[Data for the task]:
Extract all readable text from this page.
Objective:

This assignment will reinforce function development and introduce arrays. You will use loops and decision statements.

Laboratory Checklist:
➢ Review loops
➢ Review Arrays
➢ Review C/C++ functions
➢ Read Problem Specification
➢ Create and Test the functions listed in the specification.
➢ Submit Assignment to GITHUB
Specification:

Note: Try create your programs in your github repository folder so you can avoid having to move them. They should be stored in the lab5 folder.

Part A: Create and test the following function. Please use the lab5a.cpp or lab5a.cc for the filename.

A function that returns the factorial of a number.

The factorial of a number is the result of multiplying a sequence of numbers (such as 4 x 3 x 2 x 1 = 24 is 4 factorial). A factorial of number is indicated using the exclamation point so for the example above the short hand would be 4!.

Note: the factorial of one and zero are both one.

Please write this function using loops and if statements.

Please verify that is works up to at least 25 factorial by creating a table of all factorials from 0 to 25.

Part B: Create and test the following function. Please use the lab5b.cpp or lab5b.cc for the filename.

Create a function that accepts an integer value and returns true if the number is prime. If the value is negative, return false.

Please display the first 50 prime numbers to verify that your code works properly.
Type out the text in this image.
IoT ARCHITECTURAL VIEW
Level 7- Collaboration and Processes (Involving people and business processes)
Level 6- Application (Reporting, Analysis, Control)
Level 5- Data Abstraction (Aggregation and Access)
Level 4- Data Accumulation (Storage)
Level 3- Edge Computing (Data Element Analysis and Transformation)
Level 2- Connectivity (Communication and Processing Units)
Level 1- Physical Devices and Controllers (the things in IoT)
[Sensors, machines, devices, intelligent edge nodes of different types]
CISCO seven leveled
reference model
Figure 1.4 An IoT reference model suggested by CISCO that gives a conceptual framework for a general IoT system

[Exercise details]:
Each line of the listing should be echoed back exactly.

[Solution to this exercise]:
Extract all readable text from this page.
Objective:

This assignment will reinforce function development and introduce arrays. You will use loops and decision statements.

Laboratory Checklist:
➢ Review loops
➢ Review Arrays
➢ Review C/C++ functions
➢ Read Problem Specification
➢ Create and Test the functions listed in the specification.
➢ Submit Assignment to GITHUB
Specification:

Note: Try create your programs in your github repository folder so you can avoid having to move them. They should be stored in the lab5 folder.

Part A: Create and test the following function. Please use the lab5a.cpp or lab5a.cc for the filename.

A function that returns the factorial of a number.

The factorial of a number is the result of multiplying a sequence of numbers (such as 4 x 3 x 2 x 1 = 24 is 4 factorial). A factorial of number is indicated using the exclamation point so for the example above the short hand would be 4!.

Note: the factorial of one and zero are both one.

Please write this function using loops and if statements.

Please verify that is works up to at least 25 factorial by creating a table of all factorials from 0 to 25.

Part B: Create and test the following function. Please use the lab5b.cpp or lab5b.cc for the filename.

Create a function that accepts an integer value and returns true if the number is prime. If the value is negative, return false.

Please display the first 50 prime numbers to verify that your code works properly.
Type out the text in this image.
IoT ARCHITECTURAL VIEW
Level 7- Collaboration and Processes (Involving people and business processes)
Level 6- Application (Reporting, Analysis, Control)
Level 5- Data Abstraction (Aggregation and Access)
Level 4- Data Accumulation (Storage)
Level 3- Edge Computing (Data Element Analysis and Transformation)
Level 2- Connectivity (Communication and Processing Units)
Level 1- Physical Devices and Controllers (the things in IoT)
[Sensors, machines, devices, intelligent edge nodes of different types]
CISCO seven leveled
reference model
Figure 1.4 An IoT reference model suggested by CISCO that gives a conceptual framework for a general IoT system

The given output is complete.